## Brief
Copy each record exactly as it reads, leaving out any pictures it holds.

▼▼▼

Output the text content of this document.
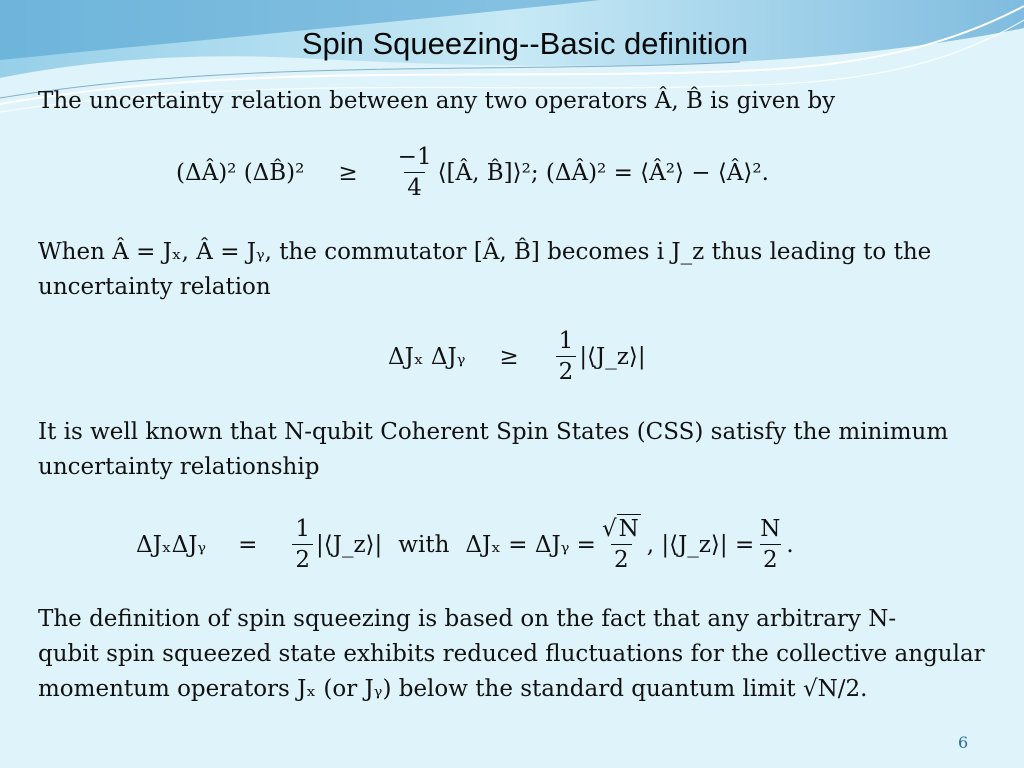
Spin Squeezing--Basic definition
The uncertainty relation between any two operators Â, B̂ is given by
(ΔÂ)² (ΔB̂)² ≥ $\frac{-1}{4}$ ⟨[Â, B̂]⟩²; (ΔÂ)² = ⟨Â²⟩ − ⟨Â⟩².
When Â = Jₓ, Â = Jᵧ, the commutator [Â, B̂] becomes i J_z thus leading to the
uncertainty relation
ΔJₓ ΔJᵧ ≥ $\frac{1}{2}$ |⟨J_z⟩|
It is well known that N-qubit Coherent Spin States (CSS) satisfy the minimum
uncertainty relationship
ΔJₓΔJᵧ = $\frac{1}{2}$ |⟨J_z⟩| with ΔJₓ = ΔJᵧ = $\frac{√N}{2}$ , |⟨J_z⟩| = $\frac{N}{2}$ .
The definition of spin squeezing is based on the fact that any arbitrary N-
qubit spin squeezed state exhibits reduced fluctuations for the collective angular
momentum operators Jₓ (or Jᵧ) below the standard quantum limit √N/2.
6
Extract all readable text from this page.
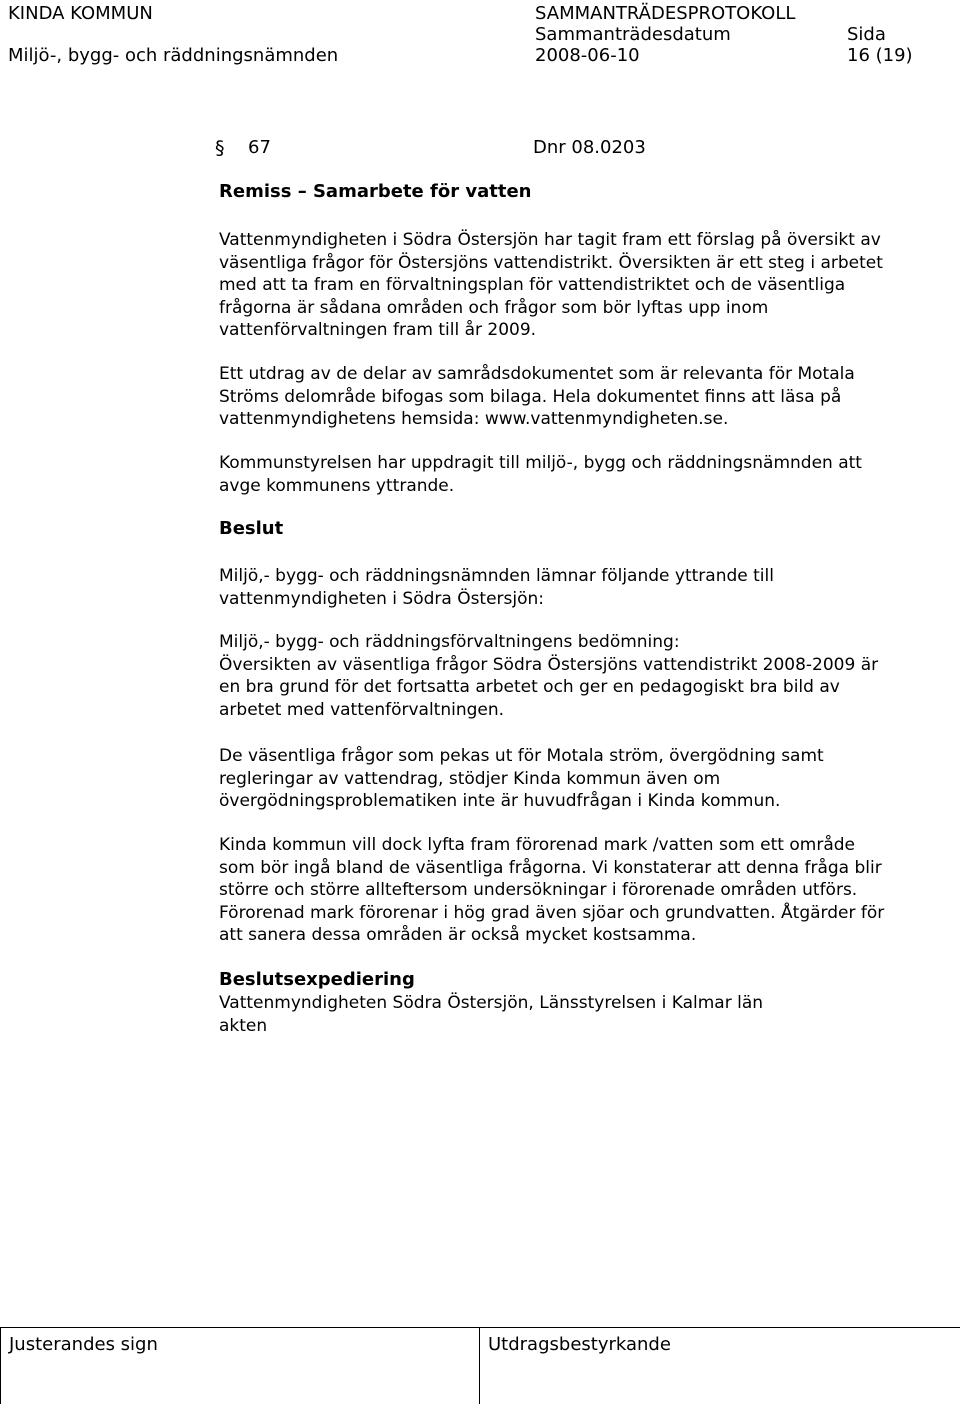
KINDA KOMMUN
Miljö-, bygg- och räddningsnämnden
SAMMANTRÄDESPROTOKOLL
Sammanträdesdatum
2008-06-10
Sida
16 (19)
§ 67	Dnr 08.0203
Remiss – Samarbete för vatten
Vattenmyndigheten i Södra Östersjön har tagit fram ett förslag på översikt av
väsentliga frågor för Östersjöns vattendistrikt. Översikten är ett steg i arbetet
med att ta fram en förvaltningsplan för vattendistriktet och de väsentliga
frågorna är sådana områden och frågor som bör lyftas upp inom
vattenförvaltningen fram till år 2009.
Ett utdrag av de delar av samrådsdokumentet som är relevanta för Motala
Ströms delområde bifogas som bilaga. Hela dokumentet finns att läsa på
vattenmyndighetens hemsida: www.vattenmyndigheten.se.
Kommunstyrelsen har uppdragit till miljö-, bygg och räddningsnämnden att
avge kommunens yttrande.
Beslut
Miljö,- bygg- och räddningsnämnden lämnar följande yttrande till
vattenmyndigheten i Södra Östersjön:
Miljö,- bygg- och räddningsförvaltningens bedömning:
Översikten av väsentliga frågor Södra Östersjöns vattendistrikt 2008-2009 är
en bra grund för det fortsatta arbetet och ger en pedagogiskt bra bild av
arbetet med vattenförvaltningen.
De väsentliga frågor som pekas ut för Motala ström, övergödning samt
regleringar av vattendrag, stödjer Kinda kommun även om
övergödningsproblematiken inte är huvudfrågan i Kinda kommun.
Kinda kommun vill dock lyfta fram förorenad mark /vatten som ett område
som bör ingå bland de väsentliga frågorna. Vi konstaterar att denna fråga blir
större och större allteftersom undersökningar i förorenade områden utförs.
Förorenad mark förorenar i hög grad även sjöar och grundvatten. Åtgärder för
att sanera dessa områden är också mycket kostsamma.
Beslutsexpediering
Vattenmyndigheten Södra Östersjön, Länsstyrelsen i Kalmar län
akten
Justerandes sign	Utdragsbestyrkande
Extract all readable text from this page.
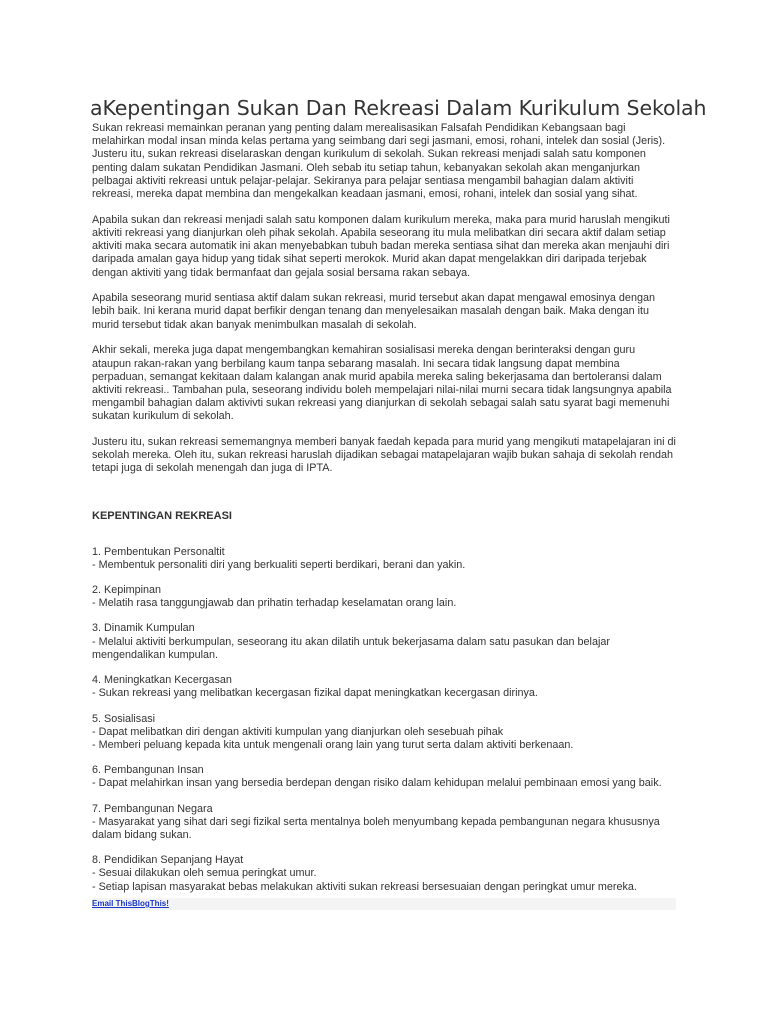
aKepentingan Sukan Dan Rekreasi Dalam Kurikulum Sekolah

Sukan rekreasi memainkan peranan yang penting dalam merealisasikan Falsafah Pendidikan Kebangsaan bagi melahirkan modal insan minda kelas pertama yang seimbang dari segi jasmani, emosi, rohani, intelek dan sosial (Jeris). Justeru itu, sukan rekreasi diselaraskan dengan kurikulum di sekolah. Sukan rekreasi menjadi salah satu komponen penting dalam sukatan Pendidikan Jasmani. Oleh sebab itu setiap tahun, kebanyakan sekolah akan menganjurkan pelbagai aktiviti rekreasi untuk pelajar-pelajar. Sekiranya para pelajar sentiasa mengambil bahagian dalam aktiviti rekreasi, mereka dapat membina dan mengekalkan keadaan jasmani, emosi, rohani, intelek dan sosial yang sihat.

Apabila sukan dan rekreasi menjadi salah satu komponen dalam kurikulum mereka, maka para murid haruslah mengikuti aktiviti rekreasi yang dianjurkan oleh pihak sekolah. Apabila seseorang itu mula melibatkan diri secara aktif dalam setiap aktiviti maka secara automatik ini akan menyebabkan tubuh badan mereka sentiasa sihat dan mereka akan menjauhi diri daripada amalan gaya hidup yang tidak sihat seperti merokok. Murid akan dapat mengelakkan diri daripada terjebak dengan aktiviti yang tidak bermanfaat dan gejala sosial bersama rakan sebaya.

Apabila seseorang murid sentiasa aktif dalam sukan rekreasi, murid tersebut akan dapat mengawal emosinya dengan lebih baik. Ini kerana murid dapat berfikir dengan tenang dan menyelesaikan masalah dengan baik. Maka dengan itu murid tersebut tidak akan banyak menimbulkan masalah di sekolah.

Akhir sekali, mereka juga dapat mengembangkan kemahiran sosialisasi mereka dengan berinteraksi dengan guru ataupun rakan-rakan yang berbilang kaum tanpa sebarang masalah. Ini secara tidak langsung dapat membina perpaduan, semangat kekitaan dalam kalangan anak murid apabila mereka saling bekerjasama dan bertoleransi dalam aktiviti rekreasi.. Tambahan pula, seseorang individu boleh mempelajari nilai-nilai murni secara tidak langsungnya apabila mengambil bahagian dalam aktivivti sukan rekreasi yang dianjurkan di sekolah sebagai salah satu syarat bagi memenuhi sukatan kurikulum di sekolah.

Justeru itu, sukan rekreasi sememangnya memberi banyak faedah kepada para murid yang mengikuti matapelajaran ini di sekolah mereka. Oleh itu, sukan rekreasi haruslah dijadikan sebagai matapelajaran wajib bukan sahaja di sekolah rendah tetapi juga di sekolah menengah dan juga di IPTA.

KEPENTINGAN REKREASI
1. Pembentukan Personaltit
- Membentuk personaliti diri yang berkualiti seperti berdikari, berani dan yakin.
2. Kepimpinan
- Melatih rasa tanggungjawab dan prihatin terhadap keselamatan orang lain.
3. Dinamik Kumpulan
- Melalui aktiviti berkumpulan, seseorang itu akan dilatih untuk bekerjasama dalam satu pasukan dan belajar mengendalikan kumpulan.
4. Meningkatkan Kecergasan
- Sukan rekreasi yang melibatkan kecergasan fizikal dapat meningkatkan kecergasan dirinya.
5. Sosialisasi
- Dapat melibatkan diri dengan aktiviti kumpulan yang dianjurkan oleh sesebuah pihak
- Memberi peluang kepada kita untuk mengenali orang lain yang turut serta dalam aktiviti berkenaan.
6. Pembangunan Insan
- Dapat melahirkan insan yang bersedia berdepan dengan risiko dalam kehidupan melalui pembinaan emosi yang baik.
7. Pembangunan Negara
- Masyarakat yang sihat dari segi fizikal serta mentalnya boleh menyumbang kepada pembangunan negara khususnya dalam bidang sukan.
8. Pendidikan Sepanjang Hayat
- Sesuai dilakukan oleh semua peringkat umur.
- Setiap lapisan masyarakat bebas melakukan aktiviti sukan rekreasi bersesuaian dengan peringkat umur mereka.
Email ThisBlogThis!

▲▲▲

## Solution to the problem
Output the text content of this document.
Spin Squeezing--Basic definition
The uncertainty relation between any two operators Â, B̂ is given by
(ΔÂ)² (ΔB̂)² ≥ $\frac{-1}{4}$ ⟨[Â, B̂]⟩²; (ΔÂ)² = ⟨Â²⟩ − ⟨Â⟩².
When Â = Jₓ, Â = Jᵧ, the commutator [Â, B̂] becomes i J_z thus leading to the
uncertainty relation
ΔJₓ ΔJᵧ ≥ $\frac{1}{2}$ |⟨J_z⟩|
It is well known that N-qubit Coherent Spin States (CSS) satisfy the minimum
uncertainty relationship
ΔJₓΔJᵧ = $\frac{1}{2}$ |⟨J_z⟩| with ΔJₓ = ΔJᵧ = $\frac{√N}{2}$ , |⟨J_z⟩| = $\frac{N}{2}$ .
The definition of spin squeezing is based on the fact that any arbitrary N-
qubit spin squeezed state exhibits reduced fluctuations for the collective angular
momentum operators Jₓ (or Jᵧ) below the standard quantum limit √N/2.
6
Extract all readable text from this page.
KINDA KOMMUN
Miljö-, bygg- och räddningsnämnden
SAMMANTRÄDESPROTOKOLL
Sammanträdesdatum
2008-06-10
Sida
16 (19)
§ 67	Dnr 08.0203
Remiss – Samarbete för vatten
Vattenmyndigheten i Södra Östersjön har tagit fram ett förslag på översikt av
väsentliga frågor för Östersjöns vattendistrikt. Översikten är ett steg i arbetet
med att ta fram en förvaltningsplan för vattendistriktet och de väsentliga
frågorna är sådana områden och frågor som bör lyftas upp inom
vattenförvaltningen fram till år 2009.
Ett utdrag av de delar av samrådsdokumentet som är relevanta för Motala
Ströms delområde bifogas som bilaga. Hela dokumentet finns att läsa på
vattenmyndighetens hemsida: www.vattenmyndigheten.se.
Kommunstyrelsen har uppdragit till miljö-, bygg och räddningsnämnden att
avge kommunens yttrande.
Beslut
Miljö,- bygg- och räddningsnämnden lämnar följande yttrande till
vattenmyndigheten i Södra Östersjön:
Miljö,- bygg- och räddningsförvaltningens bedömning:
Översikten av väsentliga frågor Södra Östersjöns vattendistrikt 2008-2009 är
en bra grund för det fortsatta arbetet och ger en pedagogiskt bra bild av
arbetet med vattenförvaltningen.
De väsentliga frågor som pekas ut för Motala ström, övergödning samt
regleringar av vattendrag, stödjer Kinda kommun även om
övergödningsproblematiken inte är huvudfrågan i Kinda kommun.
Kinda kommun vill dock lyfta fram förorenad mark /vatten som ett område
som bör ingå bland de väsentliga frågorna. Vi konstaterar att denna fråga blir
större och större allteftersom undersökningar i förorenade områden utförs.
Förorenad mark förorenar i hög grad även sjöar och grundvatten. Åtgärder för
att sanera dessa områden är också mycket kostsamma.
Beslutsexpediering
Vattenmyndigheten Södra Östersjön, Länsstyrelsen i Kalmar län
akten
Justerandes sign	Utdragsbestyrkande
Extract all readable text from this page.
aKepentingan Sukan Dan Rekreasi Dalam Kurikulum Sekolah

Sukan rekreasi memainkan peranan yang penting dalam merealisasikan Falsafah Pendidikan Kebangsaan bagi melahirkan modal insan minda kelas pertama yang seimbang dari segi jasmani, emosi, rohani, intelek dan sosial (Jeris). Justeru itu, sukan rekreasi diselaraskan dengan kurikulum di sekolah. Sukan rekreasi menjadi salah satu komponen penting dalam sukatan Pendidikan Jasmani. Oleh sebab itu setiap tahun, kebanyakan sekolah akan menganjurkan pelbagai aktiviti rekreasi untuk pelajar-pelajar. Sekiranya para pelajar sentiasa mengambil bahagian dalam aktiviti rekreasi, mereka dapat membina dan mengekalkan keadaan jasmani, emosi, rohani, intelek dan sosial yang sihat.

Apabila sukan dan rekreasi menjadi salah satu komponen dalam kurikulum mereka, maka para murid haruslah mengikuti aktiviti rekreasi yang dianjurkan oleh pihak sekolah. Apabila seseorang itu mula melibatkan diri secara aktif dalam setiap aktiviti maka secara automatik ini akan menyebabkan tubuh badan mereka sentiasa sihat dan mereka akan menjauhi diri daripada amalan gaya hidup yang tidak sihat seperti merokok. Murid akan dapat mengelakkan diri daripada terjebak dengan aktiviti yang tidak bermanfaat dan gejala sosial bersama rakan sebaya.

Apabila seseorang murid sentiasa aktif dalam sukan rekreasi, murid tersebut akan dapat mengawal emosinya dengan lebih baik. Ini kerana murid dapat berfikir dengan tenang dan menyelesaikan masalah dengan baik. Maka dengan itu murid tersebut tidak akan banyak menimbulkan masalah di sekolah.

Akhir sekali, mereka juga dapat mengembangkan kemahiran sosialisasi mereka dengan berinteraksi dengan guru ataupun rakan-rakan yang berbilang kaum tanpa sebarang masalah. Ini secara tidak langsung dapat membina perpaduan, semangat kekitaan dalam kalangan anak murid apabila mereka saling bekerjasama dan bertoleransi dalam aktiviti rekreasi.. Tambahan pula, seseorang individu boleh mempelajari nilai-nilai murni secara tidak langsungnya apabila mengambil bahagian dalam aktivivti sukan rekreasi yang dianjurkan di sekolah sebagai salah satu syarat bagi memenuhi sukatan kurikulum di sekolah.

Justeru itu, sukan rekreasi sememangnya memberi banyak faedah kepada para murid yang mengikuti matapelajaran ini di sekolah mereka. Oleh itu, sukan rekreasi haruslah dijadikan sebagai matapelajaran wajib bukan sahaja di sekolah rendah tetapi juga di sekolah menengah dan juga di IPTA.

KEPENTINGAN REKREASI
1. Pembentukan Personaltit
- Membentuk personaliti diri yang berkualiti seperti berdikari, berani dan yakin.
2. Kepimpinan
- Melatih rasa tanggungjawab dan prihatin terhadap keselamatan orang lain.
3. Dinamik Kumpulan
- Melalui aktiviti berkumpulan, seseorang itu akan dilatih untuk bekerjasama dalam satu pasukan dan belajar mengendalikan kumpulan.
4. Meningkatkan Kecergasan
- Sukan rekreasi yang melibatkan kecergasan fizikal dapat meningkatkan kecergasan dirinya.
5. Sosialisasi
- Dapat melibatkan diri dengan aktiviti kumpulan yang dianjurkan oleh sesebuah pihak
- Memberi peluang kepada kita untuk mengenali orang lain yang turut serta dalam aktiviti berkenaan.
6. Pembangunan Insan
- Dapat melahirkan insan yang bersedia berdepan dengan risiko dalam kehidupan melalui pembinaan emosi yang baik.
7. Pembangunan Negara
- Masyarakat yang sihat dari segi fizikal serta mentalnya boleh menyumbang kepada pembangunan negara khususnya dalam bidang sukan.
8. Pendidikan Sepanjang Hayat
- Sesuai dilakukan oleh semua peringkat umur.
- Setiap lapisan masyarakat bebas melakukan aktiviti sukan rekreasi bersesuaian dengan peringkat umur mereka.
Email ThisBlogThis!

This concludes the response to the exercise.